AIM ▸ Set out each line from the following listing that includes the word "Myofibroblast".
** BEGIN DATA SHOWN **
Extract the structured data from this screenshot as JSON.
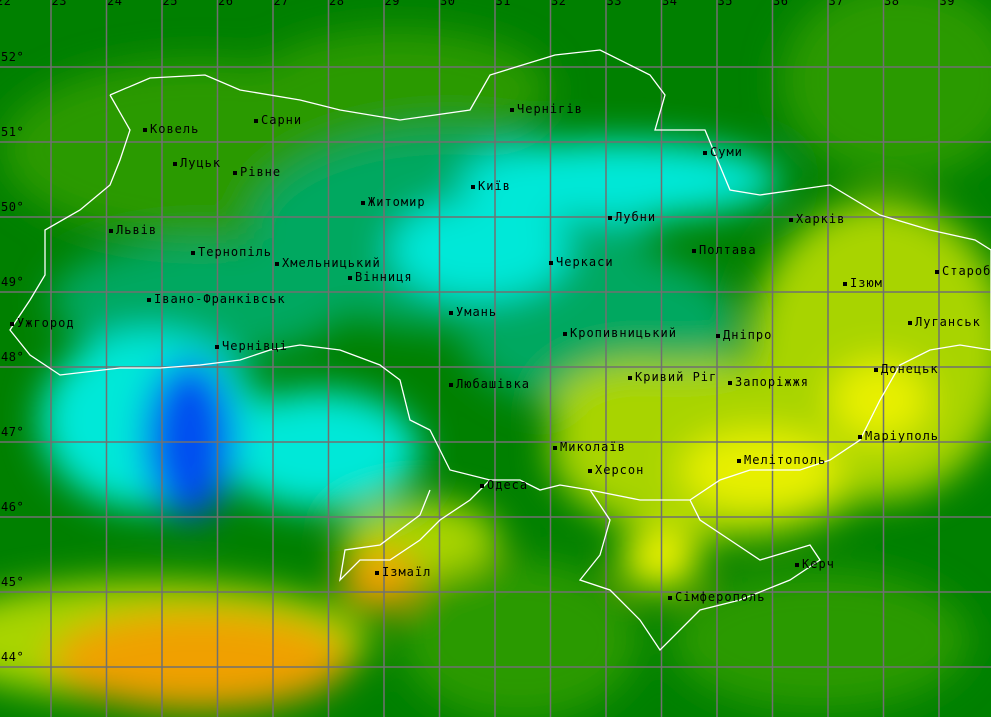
{
  "longitude_labels": [
    "22",
    "23",
    "24",
    "25",
    "26",
    "27",
    "28",
    "29",
    "30",
    "31",
    "32",
    "33",
    "34",
    "35",
    "36",
    "37",
    "38",
    "39"
  ],
  "latitude_labels": [
    "52°",
    "51°",
    "50°",
    "49°",
    "48°",
    "47°",
    "46°",
    "45°",
    "44°"
  ],
  "cities": [
    "Ковель",
    "Сарни",
    "Чернігів",
    "Луцьк",
    "Рівне",
    "Суми",
    "Київ",
    "Житомир",
    "Лубни",
    "Харків",
    "Львів",
    "Тернопіль",
    "Хмельницький",
    "Вінниця",
    "Полтава",
    "Черкаси",
    "Ізюм",
    "Старобільськ",
    "Ужгород",
    "Івано-Франківськ",
    "Умань",
    "Кропивницький",
    "Дніпро",
    "Луганськ",
    "Чернівці",
    "Любашівка",
    "Кривий Ріг",
    "Запоріжжя",
    "Донецьк",
    "Миколаїв",
    "Маріуполь",
    "Херсон",
    "Мелітополь",
    "Одеса",
    "Ізмаїл",
    "Керч",
    "Сімферополь"
  ],
  "colors": {
    "dark_green": "#008000",
    "green": "#2a9a00",
    "teal": "#00a860",
    "cyan": "#00e8d8",
    "blue": "#0050f0",
    "yellow_green": "#a8d400",
    "yellow": "#e8f000",
    "orange": "#f0a000",
    "border": "#ffffff",
    "grid": "#707070"
  }
}
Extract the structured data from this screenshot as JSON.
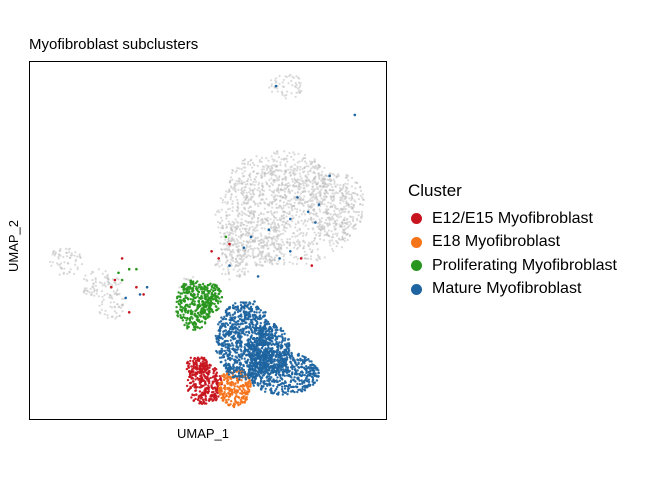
{
  "chart_data": {
    "type": "scatter",
    "title": "Myofibroblast subclusters",
    "xlabel": "UMAP_1",
    "ylabel": "UMAP_2",
    "xlim": [
      0,
      100
    ],
    "ylim": [
      0,
      100
    ],
    "grid": false,
    "axis_ticks": false,
    "background_cells_color": "#bebebe",
    "legend": {
      "title": "Cluster",
      "position": "right"
    },
    "series": [
      {
        "name": "E12/E15 Myofibroblast",
        "color": "#c8141e",
        "regions": [
          {
            "cx": 49,
            "cy": 10,
            "rx": 5,
            "ry": 6
          },
          {
            "cx": 47,
            "cy": 15,
            "rx": 3,
            "ry": 3
          }
        ],
        "outliers": [
          [
            26,
            45
          ],
          [
            30,
            37
          ],
          [
            24,
            39
          ],
          [
            32,
            35
          ],
          [
            51,
            47
          ],
          [
            53,
            45
          ],
          [
            23,
            37
          ],
          [
            28,
            30
          ],
          [
            56,
            49
          ],
          [
            76,
            45
          ],
          [
            79,
            43
          ]
        ]
      },
      {
        "name": "E18 Myofibroblast",
        "color": "#f57319",
        "regions": [
          {
            "cx": 57.5,
            "cy": 9,
            "rx": 4.5,
            "ry": 5.5
          }
        ],
        "outliers": []
      },
      {
        "name": "Proliferating Myofibroblast",
        "color": "#28961e",
        "regions": [
          {
            "cx": 46,
            "cy": 32,
            "rx": 5,
            "ry": 7
          },
          {
            "cx": 51,
            "cy": 34,
            "rx": 3,
            "ry": 4
          }
        ],
        "outliers": [
          [
            28,
            42
          ],
          [
            25,
            41
          ],
          [
            30,
            42
          ],
          [
            55,
            51
          ],
          [
            26,
            39
          ]
        ]
      },
      {
        "name": "Mature Myofibroblast",
        "color": "#1e64a0",
        "regions": [
          {
            "cx": 60,
            "cy": 22,
            "rx": 8,
            "ry": 11
          },
          {
            "cx": 71,
            "cy": 13,
            "rx": 10,
            "ry": 6
          },
          {
            "cx": 67,
            "cy": 20,
            "rx": 6,
            "ry": 7
          }
        ],
        "outliers": [
          [
            62,
            51
          ],
          [
            67,
            53
          ],
          [
            73,
            56
          ],
          [
            78,
            58
          ],
          [
            81,
            60
          ],
          [
            60,
            48
          ],
          [
            64,
            40
          ],
          [
            56,
            43
          ],
          [
            84,
            68
          ],
          [
            91,
            85
          ],
          [
            63,
            33
          ],
          [
            66,
            30
          ],
          [
            70,
            45
          ],
          [
            75,
            62
          ],
          [
            69,
            93
          ],
          [
            31,
            35
          ],
          [
            33,
            37
          ],
          [
            27,
            34
          ],
          [
            73,
            47
          ],
          [
            80,
            55
          ]
        ]
      }
    ],
    "background_regions": [
      {
        "cx": 72,
        "cy": 57,
        "rx": 20,
        "ry": 14
      },
      {
        "cx": 70,
        "cy": 67,
        "rx": 14,
        "ry": 8
      },
      {
        "cx": 62,
        "cy": 50,
        "rx": 9,
        "ry": 8
      },
      {
        "cx": 86,
        "cy": 60,
        "rx": 8,
        "ry": 9
      },
      {
        "cx": 57,
        "cy": 44,
        "rx": 5,
        "ry": 5
      },
      {
        "cx": 72,
        "cy": 93,
        "rx": 5,
        "ry": 3.5
      },
      {
        "cx": 10,
        "cy": 44,
        "rx": 5,
        "ry": 4
      },
      {
        "cx": 20,
        "cy": 38,
        "rx": 6,
        "ry": 4
      },
      {
        "cx": 23,
        "cy": 32,
        "rx": 4,
        "ry": 4
      },
      {
        "cx": 45,
        "cy": 37,
        "rx": 3,
        "ry": 3
      }
    ]
  }
}
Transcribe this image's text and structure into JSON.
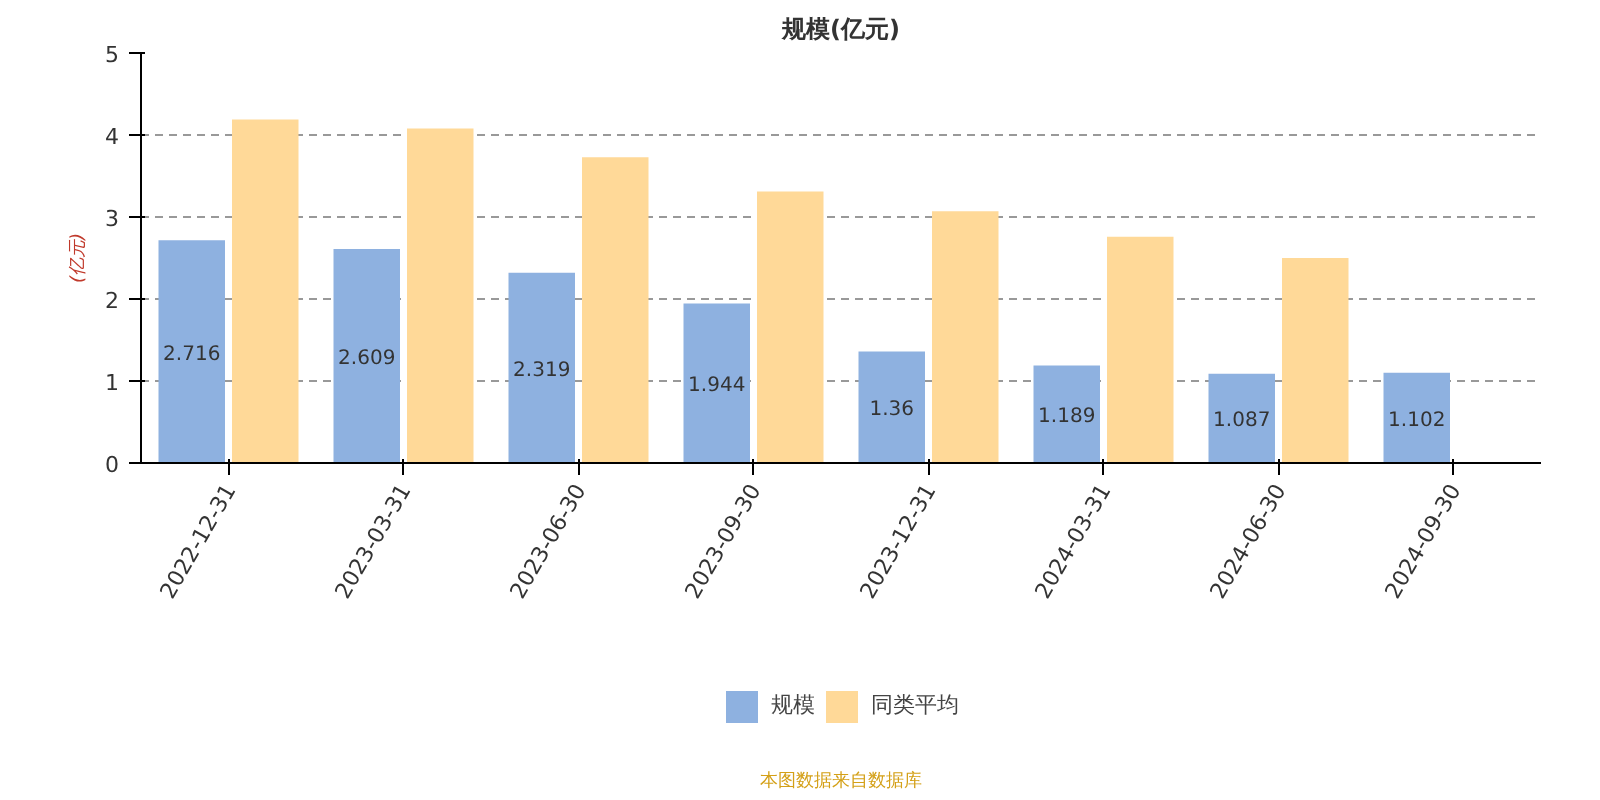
** END DATA SHOWN **
RESPONSE TO THIS TASK ▸
    "title": "Myofibroblast subclusters",
        "name": "E12/E15 Myofibroblast",
        "name": "E18 Myofibroblast",
        "name": "Proliferating Myofibroblast",
        "name": "Mature Myofibroblast",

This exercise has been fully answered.